### Exercise task
List all lines in the material below that contain "Mírně".

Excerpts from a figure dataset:

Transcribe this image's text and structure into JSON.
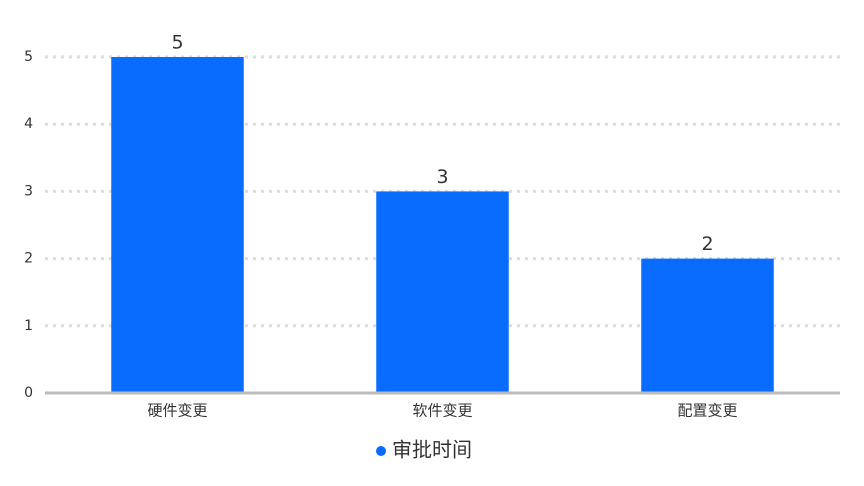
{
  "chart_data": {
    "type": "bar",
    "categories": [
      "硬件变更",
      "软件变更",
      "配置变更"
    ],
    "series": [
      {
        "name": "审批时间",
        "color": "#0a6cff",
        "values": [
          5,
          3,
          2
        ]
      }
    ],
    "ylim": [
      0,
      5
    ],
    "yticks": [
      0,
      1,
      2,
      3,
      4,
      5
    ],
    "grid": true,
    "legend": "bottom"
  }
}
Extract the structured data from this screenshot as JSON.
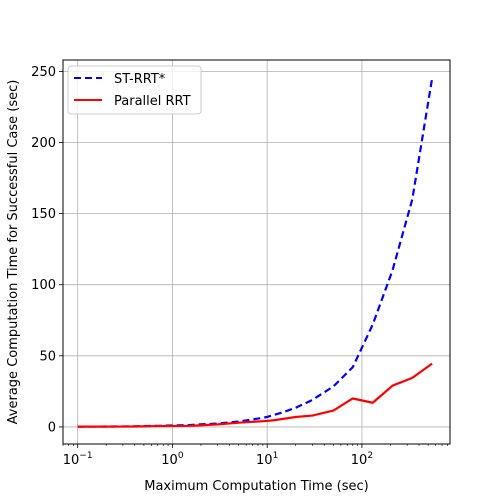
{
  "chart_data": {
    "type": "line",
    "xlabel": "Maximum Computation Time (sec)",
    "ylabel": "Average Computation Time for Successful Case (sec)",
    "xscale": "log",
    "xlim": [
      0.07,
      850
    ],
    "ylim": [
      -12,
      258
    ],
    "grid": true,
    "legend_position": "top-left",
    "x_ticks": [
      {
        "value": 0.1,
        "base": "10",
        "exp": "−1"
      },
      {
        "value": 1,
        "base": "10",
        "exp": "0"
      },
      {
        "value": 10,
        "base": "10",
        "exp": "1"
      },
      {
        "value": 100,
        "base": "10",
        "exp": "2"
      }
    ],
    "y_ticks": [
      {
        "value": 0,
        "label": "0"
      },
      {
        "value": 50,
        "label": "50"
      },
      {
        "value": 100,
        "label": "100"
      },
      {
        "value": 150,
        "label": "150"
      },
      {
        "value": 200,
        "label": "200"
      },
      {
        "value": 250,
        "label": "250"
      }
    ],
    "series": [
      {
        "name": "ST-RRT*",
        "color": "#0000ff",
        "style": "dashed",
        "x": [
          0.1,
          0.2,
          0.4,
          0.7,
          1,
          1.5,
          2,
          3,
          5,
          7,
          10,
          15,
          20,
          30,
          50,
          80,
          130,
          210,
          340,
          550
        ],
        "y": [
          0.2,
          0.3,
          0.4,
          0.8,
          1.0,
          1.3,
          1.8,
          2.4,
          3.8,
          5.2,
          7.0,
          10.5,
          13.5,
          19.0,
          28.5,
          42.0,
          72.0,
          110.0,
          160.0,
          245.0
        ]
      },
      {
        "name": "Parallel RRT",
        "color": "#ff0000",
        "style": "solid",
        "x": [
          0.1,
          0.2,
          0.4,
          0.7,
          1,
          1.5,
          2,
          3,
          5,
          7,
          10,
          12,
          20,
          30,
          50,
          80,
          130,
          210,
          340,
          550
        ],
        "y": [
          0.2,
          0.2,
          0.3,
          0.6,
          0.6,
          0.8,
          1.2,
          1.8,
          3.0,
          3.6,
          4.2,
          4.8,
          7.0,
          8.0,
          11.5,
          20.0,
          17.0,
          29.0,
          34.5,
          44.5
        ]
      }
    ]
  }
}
* * *
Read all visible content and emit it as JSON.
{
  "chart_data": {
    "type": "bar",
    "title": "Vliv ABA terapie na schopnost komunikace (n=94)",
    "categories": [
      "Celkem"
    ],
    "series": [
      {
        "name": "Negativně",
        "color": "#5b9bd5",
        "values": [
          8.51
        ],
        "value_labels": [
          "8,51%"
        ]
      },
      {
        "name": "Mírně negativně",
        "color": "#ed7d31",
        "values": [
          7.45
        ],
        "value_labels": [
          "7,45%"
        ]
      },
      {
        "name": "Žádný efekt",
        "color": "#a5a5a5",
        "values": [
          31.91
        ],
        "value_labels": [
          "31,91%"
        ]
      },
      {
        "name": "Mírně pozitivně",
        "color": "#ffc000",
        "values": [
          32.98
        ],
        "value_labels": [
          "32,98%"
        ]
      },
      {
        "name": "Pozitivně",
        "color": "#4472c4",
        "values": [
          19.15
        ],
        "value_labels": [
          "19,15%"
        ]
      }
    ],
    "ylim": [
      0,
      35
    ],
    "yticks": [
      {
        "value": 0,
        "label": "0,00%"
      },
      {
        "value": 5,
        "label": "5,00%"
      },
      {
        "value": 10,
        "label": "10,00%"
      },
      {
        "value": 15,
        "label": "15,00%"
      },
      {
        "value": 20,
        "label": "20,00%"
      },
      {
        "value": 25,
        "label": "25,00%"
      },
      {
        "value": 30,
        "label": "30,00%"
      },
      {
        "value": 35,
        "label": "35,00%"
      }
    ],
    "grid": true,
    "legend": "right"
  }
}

### Solution for this task
        "name": "Mírně negativně",
        "name": "Mírně pozitivně",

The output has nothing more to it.